Rewrite every line of the records below as a numbered list, skipping blank lines and omitting the pictures.

===== ROWS

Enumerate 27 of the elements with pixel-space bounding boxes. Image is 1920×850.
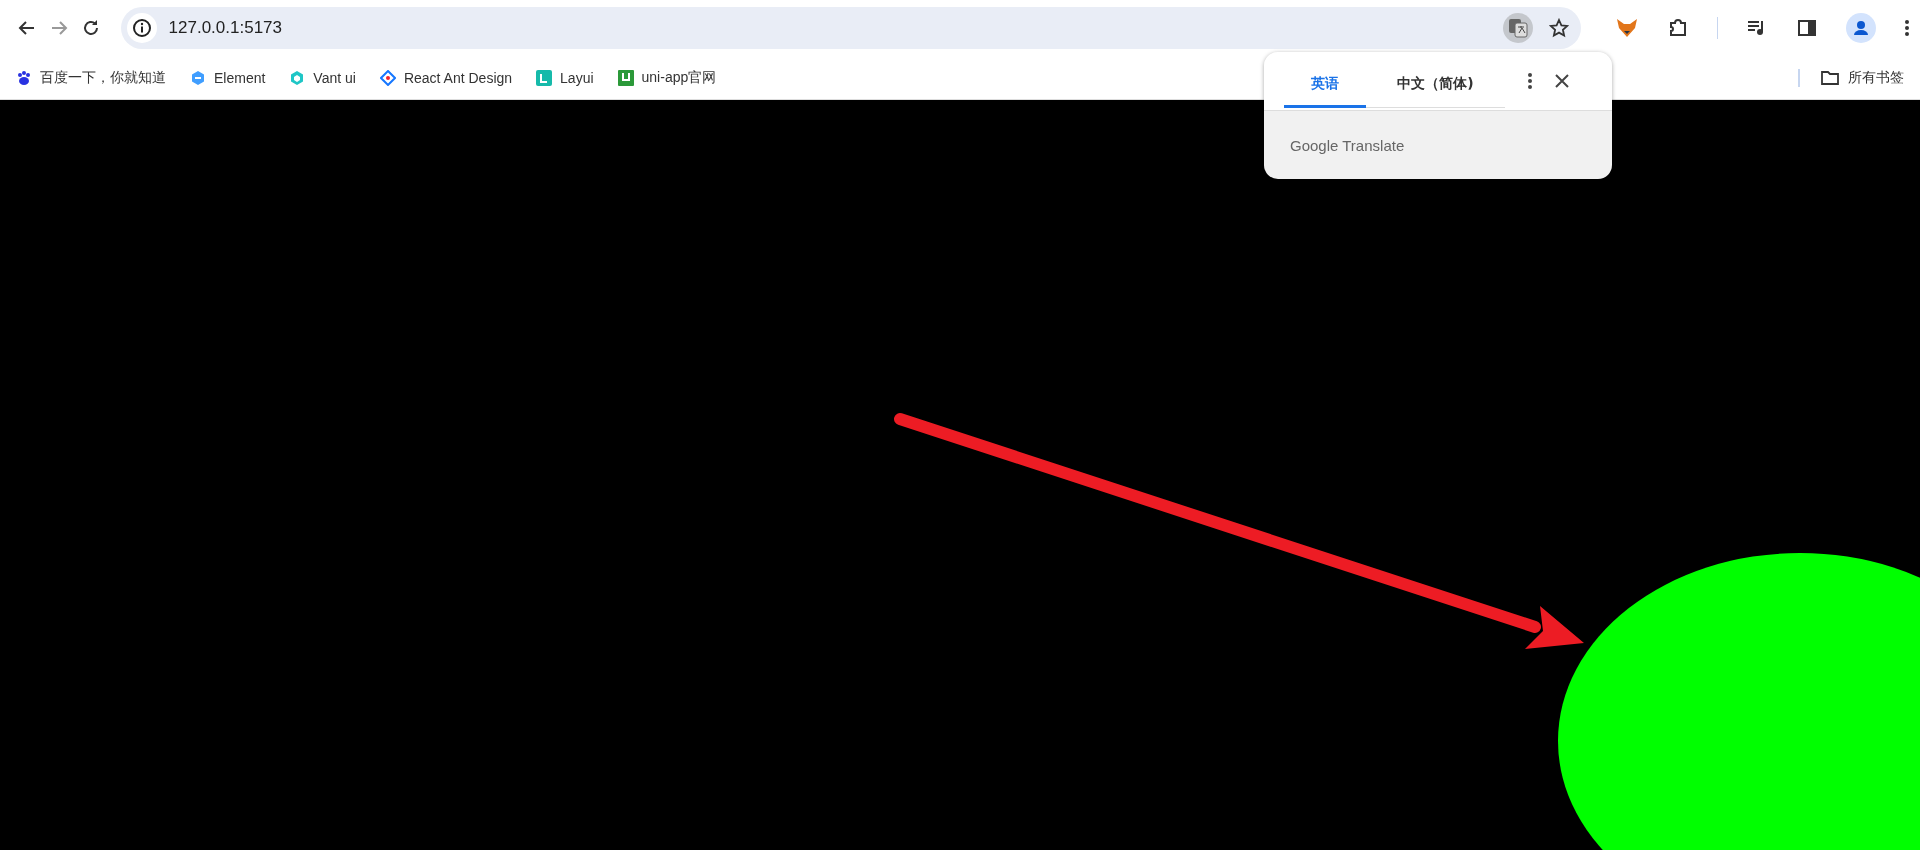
profile-icon[interactable] [1846,13,1876,43]
diamond-icon [379,69,396,86]
side-panel-icon[interactable] [1796,17,1818,39]
menu-icon[interactable] [1904,18,1910,38]
more-icon[interactable] [1527,72,1533,90]
google-translate-logo: Google Translate [1290,136,1405,154]
letter-tile-icon [536,69,553,86]
fox-icon[interactable] [1614,17,1639,39]
translate-icon[interactable] [1502,13,1533,43]
bookmark-link[interactable]: uni-app官网 [617,68,717,87]
folder-icon [1820,68,1840,87]
close-icon[interactable] [1555,74,1569,88]
bookmark-link[interactable]: 百度一下，你就知道 [16,68,166,87]
bookmark-link[interactable]: Vant ui [289,69,356,86]
bookmark-link[interactable]: React Ant Design [379,69,513,86]
info-icon[interactable] [126,13,157,43]
hexagon-icon [190,69,206,86]
bookmark-link[interactable]: Element [190,69,266,86]
address-bar[interactable]: 127.0.0.1:5173 [120,7,1581,49]
all-bookmarks-button[interactable]: 所有书签 [1820,68,1904,87]
language-tab[interactable]: 英语 [1284,68,1366,108]
url-text: 127.0.0.1:5173 [168,18,282,38]
star-icon[interactable] [1548,18,1569,38]
bookmark-link[interactable]: Layui [536,69,594,86]
letter-tile-icon [617,69,634,86]
language-tab[interactable]: 中文（简体) [1366,68,1505,108]
paw-icon [16,69,32,86]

==========

# [EXERCISE RESULT]
1. Enumerate 27 of the elements with pixel-space bounding boxes. Image is 1920×850.
2. profile-icon[interactable] [1846,13,1876,43]
3. diamond-icon [379,69,396,86]
4. side-panel-icon[interactable] [1796,17,1818,39]
5. menu-icon[interactable] [1904,18,1910,38]
6. more-icon[interactable] [1527,72,1533,90]
7. google-translate-logo: Google Translate [1290,136,1405,154]
8. letter-tile-icon [536,69,553,86]
9. fox-icon[interactable] [1614,17,1639,39]
10. translate-icon[interactable] [1502,13,1533,43]
11. bookmark-link[interactable]: uni-app官网 [617,68,717,87]
12. folder-icon [1820,68,1840,87]
13. close-icon[interactable] [1555,74,1569,88]
14. bookmark-link[interactable]: 百度一下，你就知道 [16,68,166,87]
15. bookmark-link[interactable]: Vant ui [289,69,356,86]
16. bookmark-link[interactable]: React Ant Design [379,69,513,86]
17. info-icon[interactable] [126,13,157,43]
18. hexagon-icon [190,69,206,86]
19. bookmark-link[interactable]: Element [190,69,266,86]
20. address-bar[interactable]: 127.0.0.1:5173 [120,7,1581,49]
21. all-bookmarks-button[interactable]: 所有书签 [1820,68,1904,87]
22. language-tab[interactable]: 英语 [1284,68,1366,108]
23. url-text: 127.0.0.1:5173 [168,18,282,38]
24. star-icon[interactable] [1548,18,1569,38]
25. bookmark-link[interactable]: Layui [536,69,594,86]
26. letter-tile-icon [617,69,634,86]
27. language-tab[interactable]: 中文（简体) [1366,68,1505,108]
28. paw-icon [16,69,32,86]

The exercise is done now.